TEXTO DO EXERCÍCIO:
A publicação em análise tem origem numa notícia falsa.

Como em todas as outras variações destas afirmações analisadas no passado pelo Observador, também estas declarações são falsas. Baseiam-se num relatório, esse sim real, redigido pelo Instituto Robert Koch — a organização pública alemã responsável pela monitorização da saúde pública — e publicado a 30 de dezembro de 2021 sobre “a situação atual da Covid-19” no país. Todo o documento está, naturalmente, em alemão, mas em momento nenhum se faz qualquer referência à sida ou ao vírus que a provoca. Por outro lado, recomenda a toma da vacina contra a Covid-19 quando diz:

É altamente recomendável que as pessoas que ainda não receberam o esquema primário sejam vacinadas contra a Covid-19 e garantam que estejam totalmente vacinadas. Também a possibilidade de uma vacinação de reforço deve ser utilizada por todos os grupos de pessoas de acordo com as recomendações em vigor”, pode ler-se na terceira página do relatório.

ITENS:
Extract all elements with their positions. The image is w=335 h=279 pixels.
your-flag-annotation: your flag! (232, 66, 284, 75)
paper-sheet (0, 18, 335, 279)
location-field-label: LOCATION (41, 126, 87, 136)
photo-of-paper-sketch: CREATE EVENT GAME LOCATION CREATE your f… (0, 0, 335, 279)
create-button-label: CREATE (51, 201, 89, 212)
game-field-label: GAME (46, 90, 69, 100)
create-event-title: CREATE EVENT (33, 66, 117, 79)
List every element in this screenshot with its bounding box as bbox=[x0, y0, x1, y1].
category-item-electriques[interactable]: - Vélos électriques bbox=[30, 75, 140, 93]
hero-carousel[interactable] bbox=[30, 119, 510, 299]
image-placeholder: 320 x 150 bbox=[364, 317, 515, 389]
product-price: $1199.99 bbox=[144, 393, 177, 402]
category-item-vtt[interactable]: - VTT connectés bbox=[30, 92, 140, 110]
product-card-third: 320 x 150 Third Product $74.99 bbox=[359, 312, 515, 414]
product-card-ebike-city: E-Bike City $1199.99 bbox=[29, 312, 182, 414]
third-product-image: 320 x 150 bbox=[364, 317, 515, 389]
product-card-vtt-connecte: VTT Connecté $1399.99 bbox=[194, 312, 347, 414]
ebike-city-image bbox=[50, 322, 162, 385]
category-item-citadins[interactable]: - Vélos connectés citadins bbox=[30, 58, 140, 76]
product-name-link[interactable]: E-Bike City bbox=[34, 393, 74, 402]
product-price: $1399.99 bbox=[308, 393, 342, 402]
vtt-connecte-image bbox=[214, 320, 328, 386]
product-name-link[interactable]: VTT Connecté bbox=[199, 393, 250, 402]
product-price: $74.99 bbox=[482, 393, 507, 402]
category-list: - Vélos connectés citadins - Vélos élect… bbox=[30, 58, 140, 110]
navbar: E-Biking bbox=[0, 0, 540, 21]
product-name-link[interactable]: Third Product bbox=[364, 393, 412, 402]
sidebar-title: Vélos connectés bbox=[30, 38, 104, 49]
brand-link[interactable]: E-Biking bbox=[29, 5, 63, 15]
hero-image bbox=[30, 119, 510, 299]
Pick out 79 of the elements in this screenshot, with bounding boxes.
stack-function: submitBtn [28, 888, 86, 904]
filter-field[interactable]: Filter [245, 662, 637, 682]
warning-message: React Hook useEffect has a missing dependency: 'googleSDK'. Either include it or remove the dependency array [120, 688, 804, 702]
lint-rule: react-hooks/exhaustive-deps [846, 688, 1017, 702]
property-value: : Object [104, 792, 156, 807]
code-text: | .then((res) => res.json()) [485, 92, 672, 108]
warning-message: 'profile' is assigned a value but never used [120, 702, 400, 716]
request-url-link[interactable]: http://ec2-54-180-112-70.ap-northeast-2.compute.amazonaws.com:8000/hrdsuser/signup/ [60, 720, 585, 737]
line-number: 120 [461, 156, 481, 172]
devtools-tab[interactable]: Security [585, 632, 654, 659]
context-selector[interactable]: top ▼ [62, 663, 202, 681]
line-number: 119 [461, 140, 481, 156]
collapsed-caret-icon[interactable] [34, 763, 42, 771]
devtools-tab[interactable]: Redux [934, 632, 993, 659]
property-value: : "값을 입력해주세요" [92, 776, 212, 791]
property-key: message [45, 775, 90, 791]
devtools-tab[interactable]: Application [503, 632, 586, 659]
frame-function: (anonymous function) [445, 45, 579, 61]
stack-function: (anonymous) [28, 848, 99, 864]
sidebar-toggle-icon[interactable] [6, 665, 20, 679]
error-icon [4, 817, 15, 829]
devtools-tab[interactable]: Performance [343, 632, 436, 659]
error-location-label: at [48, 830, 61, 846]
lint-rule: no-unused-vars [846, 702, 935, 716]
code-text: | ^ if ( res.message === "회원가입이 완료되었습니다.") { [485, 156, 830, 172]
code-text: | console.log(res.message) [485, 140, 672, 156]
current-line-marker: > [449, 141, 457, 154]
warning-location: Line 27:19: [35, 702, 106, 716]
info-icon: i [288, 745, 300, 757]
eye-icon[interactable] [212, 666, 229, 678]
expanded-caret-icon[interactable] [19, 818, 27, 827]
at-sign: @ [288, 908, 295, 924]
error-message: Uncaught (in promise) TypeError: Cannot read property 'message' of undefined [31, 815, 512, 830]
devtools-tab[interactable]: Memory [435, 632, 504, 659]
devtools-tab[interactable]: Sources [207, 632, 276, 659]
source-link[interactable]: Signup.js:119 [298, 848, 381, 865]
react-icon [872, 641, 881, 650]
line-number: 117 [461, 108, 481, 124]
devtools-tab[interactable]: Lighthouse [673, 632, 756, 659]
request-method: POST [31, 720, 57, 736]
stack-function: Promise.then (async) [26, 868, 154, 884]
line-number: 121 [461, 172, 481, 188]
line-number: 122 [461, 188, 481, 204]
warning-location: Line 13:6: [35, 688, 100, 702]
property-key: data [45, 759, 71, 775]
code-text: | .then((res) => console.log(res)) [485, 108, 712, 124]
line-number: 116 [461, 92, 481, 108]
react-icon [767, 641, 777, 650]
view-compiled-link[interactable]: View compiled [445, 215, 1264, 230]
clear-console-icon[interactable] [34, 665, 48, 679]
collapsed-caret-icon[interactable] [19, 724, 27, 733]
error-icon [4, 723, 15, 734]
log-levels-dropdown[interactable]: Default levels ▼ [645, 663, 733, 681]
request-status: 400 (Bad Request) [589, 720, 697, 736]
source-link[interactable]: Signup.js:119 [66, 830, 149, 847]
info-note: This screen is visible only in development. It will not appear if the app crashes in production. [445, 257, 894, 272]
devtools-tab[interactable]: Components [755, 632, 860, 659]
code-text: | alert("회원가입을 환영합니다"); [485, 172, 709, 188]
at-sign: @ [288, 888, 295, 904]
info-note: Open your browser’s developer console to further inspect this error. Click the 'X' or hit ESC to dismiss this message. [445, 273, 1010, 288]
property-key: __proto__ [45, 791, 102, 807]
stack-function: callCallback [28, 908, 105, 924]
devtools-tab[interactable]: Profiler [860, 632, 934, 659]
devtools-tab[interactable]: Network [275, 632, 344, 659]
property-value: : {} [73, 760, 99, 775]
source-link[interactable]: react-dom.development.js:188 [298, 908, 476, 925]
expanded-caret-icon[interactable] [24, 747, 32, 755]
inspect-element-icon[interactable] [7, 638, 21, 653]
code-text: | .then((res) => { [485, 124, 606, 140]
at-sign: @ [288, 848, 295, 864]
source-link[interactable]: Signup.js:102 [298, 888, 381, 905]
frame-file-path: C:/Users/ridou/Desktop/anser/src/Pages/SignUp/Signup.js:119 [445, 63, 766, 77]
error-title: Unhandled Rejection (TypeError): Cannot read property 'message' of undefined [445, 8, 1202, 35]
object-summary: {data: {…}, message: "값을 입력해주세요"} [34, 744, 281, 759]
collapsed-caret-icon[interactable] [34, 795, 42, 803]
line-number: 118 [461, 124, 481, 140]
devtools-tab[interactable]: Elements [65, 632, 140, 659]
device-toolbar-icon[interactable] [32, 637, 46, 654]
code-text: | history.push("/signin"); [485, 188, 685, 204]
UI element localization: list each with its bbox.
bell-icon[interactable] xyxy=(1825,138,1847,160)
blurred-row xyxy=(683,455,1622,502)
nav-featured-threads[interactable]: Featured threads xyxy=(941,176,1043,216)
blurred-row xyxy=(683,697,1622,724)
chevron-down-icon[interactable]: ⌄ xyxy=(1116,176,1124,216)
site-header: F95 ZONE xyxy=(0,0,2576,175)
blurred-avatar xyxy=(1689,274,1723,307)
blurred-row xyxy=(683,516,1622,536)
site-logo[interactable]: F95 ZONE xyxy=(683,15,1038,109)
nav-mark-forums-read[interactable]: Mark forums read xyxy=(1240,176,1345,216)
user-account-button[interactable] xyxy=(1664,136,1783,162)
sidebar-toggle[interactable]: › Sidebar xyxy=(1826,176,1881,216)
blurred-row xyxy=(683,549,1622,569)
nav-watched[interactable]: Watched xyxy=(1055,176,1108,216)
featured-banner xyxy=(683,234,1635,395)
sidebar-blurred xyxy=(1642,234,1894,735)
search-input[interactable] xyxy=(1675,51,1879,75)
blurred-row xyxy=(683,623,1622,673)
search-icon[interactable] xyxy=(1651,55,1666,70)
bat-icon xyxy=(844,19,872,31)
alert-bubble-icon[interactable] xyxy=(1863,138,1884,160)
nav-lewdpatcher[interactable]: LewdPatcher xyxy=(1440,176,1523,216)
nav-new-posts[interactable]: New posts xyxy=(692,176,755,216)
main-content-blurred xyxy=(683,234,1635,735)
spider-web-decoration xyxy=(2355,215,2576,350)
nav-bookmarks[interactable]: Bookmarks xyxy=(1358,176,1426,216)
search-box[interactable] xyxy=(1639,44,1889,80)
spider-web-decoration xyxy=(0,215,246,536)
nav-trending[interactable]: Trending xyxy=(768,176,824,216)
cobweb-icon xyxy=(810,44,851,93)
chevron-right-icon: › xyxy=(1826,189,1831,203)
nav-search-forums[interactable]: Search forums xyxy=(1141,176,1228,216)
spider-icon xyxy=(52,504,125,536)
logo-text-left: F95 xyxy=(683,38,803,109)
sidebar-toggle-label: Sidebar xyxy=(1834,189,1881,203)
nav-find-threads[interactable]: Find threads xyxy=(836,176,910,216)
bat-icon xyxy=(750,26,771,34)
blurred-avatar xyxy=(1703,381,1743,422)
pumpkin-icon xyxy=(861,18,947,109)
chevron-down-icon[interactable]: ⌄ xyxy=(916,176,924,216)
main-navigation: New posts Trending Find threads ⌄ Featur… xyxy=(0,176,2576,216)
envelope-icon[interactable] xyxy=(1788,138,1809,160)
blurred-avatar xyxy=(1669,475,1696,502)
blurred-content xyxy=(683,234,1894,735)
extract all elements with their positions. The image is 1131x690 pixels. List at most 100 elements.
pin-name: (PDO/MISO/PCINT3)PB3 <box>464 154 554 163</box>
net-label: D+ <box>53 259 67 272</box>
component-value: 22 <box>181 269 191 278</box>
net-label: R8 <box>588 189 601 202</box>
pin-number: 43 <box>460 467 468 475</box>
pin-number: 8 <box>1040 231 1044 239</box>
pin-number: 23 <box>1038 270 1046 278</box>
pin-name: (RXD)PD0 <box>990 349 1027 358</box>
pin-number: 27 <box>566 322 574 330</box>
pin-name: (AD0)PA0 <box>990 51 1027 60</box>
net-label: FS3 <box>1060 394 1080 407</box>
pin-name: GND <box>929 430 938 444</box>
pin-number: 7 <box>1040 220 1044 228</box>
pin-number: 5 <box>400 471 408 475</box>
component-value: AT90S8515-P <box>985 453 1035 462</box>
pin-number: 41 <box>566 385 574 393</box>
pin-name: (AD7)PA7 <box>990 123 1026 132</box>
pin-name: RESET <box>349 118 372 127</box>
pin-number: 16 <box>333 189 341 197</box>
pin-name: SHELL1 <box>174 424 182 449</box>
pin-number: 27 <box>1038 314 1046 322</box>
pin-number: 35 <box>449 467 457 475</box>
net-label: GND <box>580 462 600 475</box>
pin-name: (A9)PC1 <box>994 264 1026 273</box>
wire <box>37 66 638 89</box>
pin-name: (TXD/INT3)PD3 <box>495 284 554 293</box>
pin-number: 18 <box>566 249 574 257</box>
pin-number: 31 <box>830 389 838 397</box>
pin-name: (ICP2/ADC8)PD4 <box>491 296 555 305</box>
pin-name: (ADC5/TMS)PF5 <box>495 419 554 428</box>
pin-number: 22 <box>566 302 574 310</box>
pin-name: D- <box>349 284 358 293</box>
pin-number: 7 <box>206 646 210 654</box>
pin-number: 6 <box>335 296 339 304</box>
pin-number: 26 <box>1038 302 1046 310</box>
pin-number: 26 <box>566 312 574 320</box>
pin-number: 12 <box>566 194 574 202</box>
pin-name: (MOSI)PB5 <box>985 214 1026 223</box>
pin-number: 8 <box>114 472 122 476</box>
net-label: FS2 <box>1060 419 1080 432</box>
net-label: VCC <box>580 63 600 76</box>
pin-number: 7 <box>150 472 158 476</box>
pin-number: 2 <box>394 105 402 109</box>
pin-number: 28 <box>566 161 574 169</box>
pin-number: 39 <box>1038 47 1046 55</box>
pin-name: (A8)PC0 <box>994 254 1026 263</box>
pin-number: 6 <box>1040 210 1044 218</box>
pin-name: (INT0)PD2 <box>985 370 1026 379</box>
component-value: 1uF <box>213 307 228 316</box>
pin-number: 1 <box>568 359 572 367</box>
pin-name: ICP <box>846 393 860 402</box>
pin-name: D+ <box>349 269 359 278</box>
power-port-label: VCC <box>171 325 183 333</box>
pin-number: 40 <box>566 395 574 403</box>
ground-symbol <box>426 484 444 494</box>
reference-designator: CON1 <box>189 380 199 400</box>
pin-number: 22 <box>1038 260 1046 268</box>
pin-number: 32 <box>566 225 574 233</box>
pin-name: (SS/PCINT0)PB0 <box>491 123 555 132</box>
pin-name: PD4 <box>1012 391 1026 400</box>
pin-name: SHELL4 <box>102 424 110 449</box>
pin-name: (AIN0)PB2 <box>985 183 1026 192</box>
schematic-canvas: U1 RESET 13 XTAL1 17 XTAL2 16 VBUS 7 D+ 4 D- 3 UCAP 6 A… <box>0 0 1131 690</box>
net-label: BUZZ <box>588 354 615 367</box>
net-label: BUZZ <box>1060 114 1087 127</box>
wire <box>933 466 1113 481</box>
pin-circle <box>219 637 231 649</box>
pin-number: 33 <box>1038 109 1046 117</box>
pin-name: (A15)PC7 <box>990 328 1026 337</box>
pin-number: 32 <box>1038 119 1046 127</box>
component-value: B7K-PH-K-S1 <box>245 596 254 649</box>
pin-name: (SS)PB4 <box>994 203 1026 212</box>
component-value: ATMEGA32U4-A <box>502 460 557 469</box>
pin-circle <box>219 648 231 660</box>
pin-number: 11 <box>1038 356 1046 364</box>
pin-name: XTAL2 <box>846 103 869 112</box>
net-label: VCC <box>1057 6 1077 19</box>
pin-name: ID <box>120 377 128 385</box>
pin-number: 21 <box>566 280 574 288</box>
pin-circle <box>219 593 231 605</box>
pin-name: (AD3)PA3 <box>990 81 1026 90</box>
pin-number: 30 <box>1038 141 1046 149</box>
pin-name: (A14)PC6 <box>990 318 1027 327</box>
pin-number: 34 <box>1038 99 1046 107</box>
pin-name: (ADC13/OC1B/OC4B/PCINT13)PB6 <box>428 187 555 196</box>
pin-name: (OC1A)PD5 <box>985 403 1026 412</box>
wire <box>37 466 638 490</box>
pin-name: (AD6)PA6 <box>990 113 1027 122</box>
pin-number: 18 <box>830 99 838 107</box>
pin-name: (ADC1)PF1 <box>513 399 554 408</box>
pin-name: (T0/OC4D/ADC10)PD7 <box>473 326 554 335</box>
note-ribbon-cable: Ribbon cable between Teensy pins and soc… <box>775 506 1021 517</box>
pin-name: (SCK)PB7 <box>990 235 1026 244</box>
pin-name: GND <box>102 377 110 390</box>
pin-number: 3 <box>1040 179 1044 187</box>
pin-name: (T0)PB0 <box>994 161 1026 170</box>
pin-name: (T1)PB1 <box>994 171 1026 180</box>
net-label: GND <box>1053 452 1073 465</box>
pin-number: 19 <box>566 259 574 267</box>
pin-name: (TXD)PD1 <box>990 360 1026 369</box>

OBJETIVO DA TAREFA:
Repita na íntegra o texto sobre o relatório do Instituto Robert Koch.

RESPOSTA:
A publicação em análise tem origem numa notícia falsa.

Como em todas as outras variações destas afirmações analisadas no passado pelo Observador, também estas declarações são falsas. Baseiam-se num relatório, esse sim real, redigido pelo Instituto Robert Koch — a organização pública alemã responsável pela monitorização da saúde pública — e publicado a 30 de dezembro de 2021 sobre “a situação atual da Covid-19” no país. Todo o documento está, naturalmente, em alemão, mas em momento nenhum se faz qualquer referência à sida ou ao vírus que a provoca. Por outro lado, recomenda a toma da vacina contra a Covid-19 quando diz:

É altamente recomendável que as pessoas que ainda não receberam o esquema primário sejam vacinadas contra a Covid-19 e garantam que estejam totalmente vacinadas. Também a possibilidade de uma vacinação de reforço deve ser utilizada por todos os grupos de pessoas de acordo com as recomendações em vigor”, pode ler-se na terceira página do relatório.